• The exercise:
Extract every entry word for word. Skip the pictures.

• Extracted data:
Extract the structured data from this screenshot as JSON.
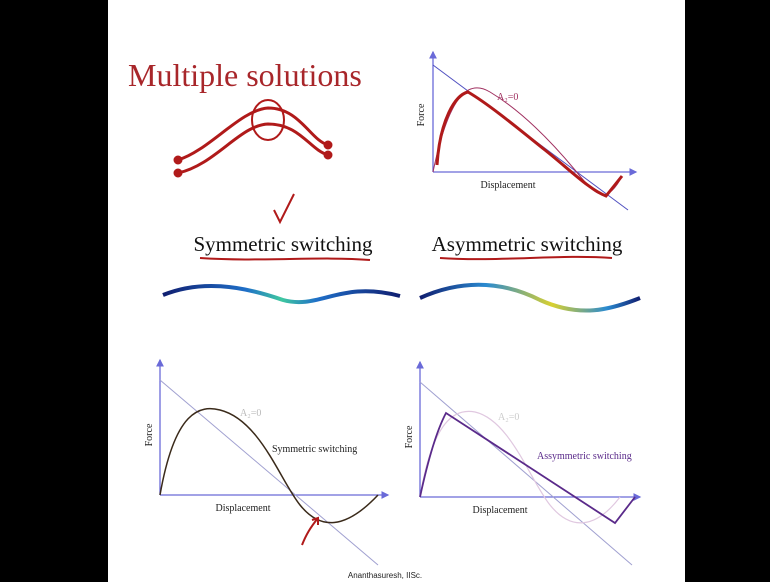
{
  "title": "Multiple solutions",
  "captions": [
    "Symmetric switching",
    "Asymmetric switching"
  ],
  "plots": [
    {
      "y_label": "Force",
      "x_label": "Displacement",
      "curve_label": "A₂=0"
    },
    {
      "y_label": "Force",
      "x_label": "Displacement",
      "curve_label": "A₂=0",
      "annotation": "Symmetric switching"
    },
    {
      "y_label": "Force",
      "x_label": "Displacement",
      "curve_label": "A₂=0",
      "annotation": "Assymmetric switching"
    }
  ],
  "footer": "Ananthasuresh, IISc."
}
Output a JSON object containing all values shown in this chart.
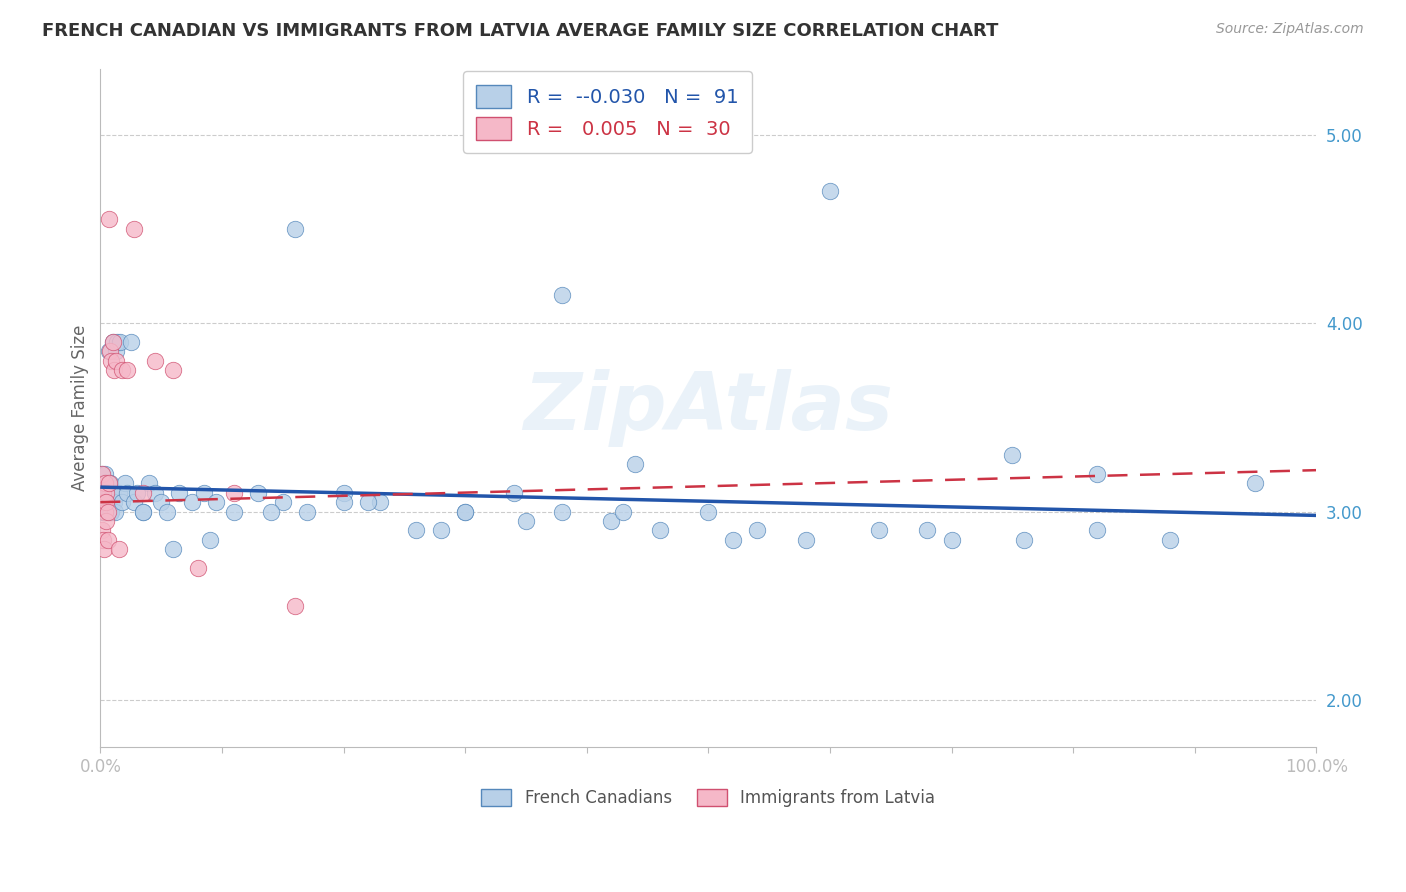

• Written response:
Extract the structured data from this screenshot as JSON.
{
  "title": "Multiple solutions",
  "captions": [
    "Symmetric switching",
    "Asymmetric switching"
  ],
  "plots": [
    {
      "y_label": "Force",
      "x_label": "Displacement",
      "curve_label": "A₂=0"
    },
    {
      "y_label": "Force",
      "x_label": "Displacement",
      "curve_label": "A₂=0",
      "annotation": "Symmetric switching"
    },
    {
      "y_label": "Force",
      "x_label": "Displacement",
      "curve_label": "A₂=0",
      "annotation": "Assymmetric switching"
    }
  ],
  "footer": "Ananthasuresh, IISc."
}
Output a JSON object containing all values shown in this chart.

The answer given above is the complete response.